• TASK GOAL: Output the material beneath exactly, leaving nothing out.

• WORKING DATA:

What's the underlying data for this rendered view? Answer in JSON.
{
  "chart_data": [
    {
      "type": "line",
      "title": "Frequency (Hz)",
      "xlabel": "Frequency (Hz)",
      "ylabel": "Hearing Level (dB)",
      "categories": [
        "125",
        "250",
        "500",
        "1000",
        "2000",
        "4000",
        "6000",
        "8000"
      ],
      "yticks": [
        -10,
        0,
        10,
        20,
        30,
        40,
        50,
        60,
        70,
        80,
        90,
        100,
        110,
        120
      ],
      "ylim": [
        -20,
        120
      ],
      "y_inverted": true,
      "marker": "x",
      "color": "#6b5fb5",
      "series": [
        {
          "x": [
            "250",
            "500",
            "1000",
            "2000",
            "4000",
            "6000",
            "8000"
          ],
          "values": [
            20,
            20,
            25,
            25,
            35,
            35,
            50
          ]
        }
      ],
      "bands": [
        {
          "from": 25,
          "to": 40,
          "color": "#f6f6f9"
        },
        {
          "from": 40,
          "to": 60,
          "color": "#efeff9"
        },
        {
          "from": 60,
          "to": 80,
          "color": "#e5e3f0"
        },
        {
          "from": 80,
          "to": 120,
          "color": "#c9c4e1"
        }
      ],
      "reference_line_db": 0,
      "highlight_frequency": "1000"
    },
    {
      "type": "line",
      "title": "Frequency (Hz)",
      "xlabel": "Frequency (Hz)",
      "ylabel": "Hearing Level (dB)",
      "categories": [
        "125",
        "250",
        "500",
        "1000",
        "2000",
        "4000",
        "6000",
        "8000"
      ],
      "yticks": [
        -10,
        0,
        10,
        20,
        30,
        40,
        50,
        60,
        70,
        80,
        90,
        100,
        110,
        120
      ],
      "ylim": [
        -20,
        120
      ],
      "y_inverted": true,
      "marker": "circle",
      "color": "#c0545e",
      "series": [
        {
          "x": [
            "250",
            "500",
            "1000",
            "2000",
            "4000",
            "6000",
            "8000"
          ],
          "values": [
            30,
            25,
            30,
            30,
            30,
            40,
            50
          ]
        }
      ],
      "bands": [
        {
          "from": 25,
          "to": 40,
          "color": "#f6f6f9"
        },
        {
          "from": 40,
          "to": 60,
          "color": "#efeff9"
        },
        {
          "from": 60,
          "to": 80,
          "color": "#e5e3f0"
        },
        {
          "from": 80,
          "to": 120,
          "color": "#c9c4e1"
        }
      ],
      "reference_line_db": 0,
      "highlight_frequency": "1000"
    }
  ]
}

• RESULT OF THIS TASK:
What's the underlying data for this rendered view? Answer in JSON.
{
  "chart_data": [
    {
      "type": "line",
      "title": "Frequency (Hz)",
      "xlabel": "Frequency (Hz)",
      "ylabel": "Hearing Level (dB)",
      "categories": [
        "125",
        "250",
        "500",
        "1000",
        "2000",
        "4000",
        "6000",
        "8000"
      ],
      "yticks": [
        -10,
        0,
        10,
        20,
        30,
        40,
        50,
        60,
        70,
        80,
        90,
        100,
        110,
        120
      ],
      "ylim": [
        -20,
        120
      ],
      "y_inverted": true,
      "marker": "x",
      "color": "#6b5fb5",
      "series": [
        {
          "x": [
            "250",
            "500",
            "1000",
            "2000",
            "4000",
            "6000",
            "8000"
          ],
          "values": [
            20,
            20,
            25,
            25,
            35,
            35,
            50
          ]
        }
      ],
      "bands": [
        {
          "from": 25,
          "to": 40,
          "color": "#f6f6f9"
        },
        {
          "from": 40,
          "to": 60,
          "color": "#efeff9"
        },
        {
          "from": 60,
          "to": 80,
          "color": "#e5e3f0"
        },
        {
          "from": 80,
          "to": 120,
          "color": "#c9c4e1"
        }
      ],
      "reference_line_db": 0,
      "highlight_frequency": "1000"
    },
    {
      "type": "line",
      "title": "Frequency (Hz)",
      "xlabel": "Frequency (Hz)",
      "ylabel": "Hearing Level (dB)",
      "categories": [
        "125",
        "250",
        "500",
        "1000",
        "2000",
        "4000",
        "6000",
        "8000"
      ],
      "yticks": [
        -10,
        0,
        10,
        20,
        30,
        40,
        50,
        60,
        70,
        80,
        90,
        100,
        110,
        120
      ],
      "ylim": [
        -20,
        120
      ],
      "y_inverted": true,
      "marker": "circle",
      "color": "#c0545e",
      "series": [
        {
          "x": [
            "250",
            "500",
            "1000",
            "2000",
            "4000",
            "6000",
            "8000"
          ],
          "values": [
            30,
            25,
            30,
            30,
            30,
            40,
            50
          ]
        }
      ],
      "bands": [
        {
          "from": 25,
          "to": 40,
          "color": "#f6f6f9"
        },
        {
          "from": 40,
          "to": 60,
          "color": "#efeff9"
        },
        {
          "from": 60,
          "to": 80,
          "color": "#e5e3f0"
        },
        {
          "from": 80,
          "to": 120,
          "color": "#c9c4e1"
        }
      ],
      "reference_line_db": 0,
      "highlight_frequency": "1000"
    }
  ]
}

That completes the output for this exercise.